[Extracted data entries]
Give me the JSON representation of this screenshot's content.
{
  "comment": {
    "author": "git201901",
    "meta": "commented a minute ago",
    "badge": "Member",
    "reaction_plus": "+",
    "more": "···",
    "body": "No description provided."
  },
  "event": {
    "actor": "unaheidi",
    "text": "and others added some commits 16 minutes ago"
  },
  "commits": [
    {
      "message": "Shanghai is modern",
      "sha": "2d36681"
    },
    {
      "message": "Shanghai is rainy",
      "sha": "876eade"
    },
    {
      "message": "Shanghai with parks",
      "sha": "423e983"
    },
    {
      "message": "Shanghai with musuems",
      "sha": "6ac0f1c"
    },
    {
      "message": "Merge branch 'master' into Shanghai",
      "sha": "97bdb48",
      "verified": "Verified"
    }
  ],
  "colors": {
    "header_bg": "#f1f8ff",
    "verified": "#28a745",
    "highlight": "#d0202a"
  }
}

**GOAL:** Locate the word "Shanghai" in the data above. Copy every line carrying it.

**RESULT OF THE TASK:**
      "message": "Shanghai is modern",
      "message": "Shanghai is rainy",
      "message": "Shanghai with parks",
      "message": "Shanghai with musuems",
      "message": "Merge branch 'master' into Shanghai",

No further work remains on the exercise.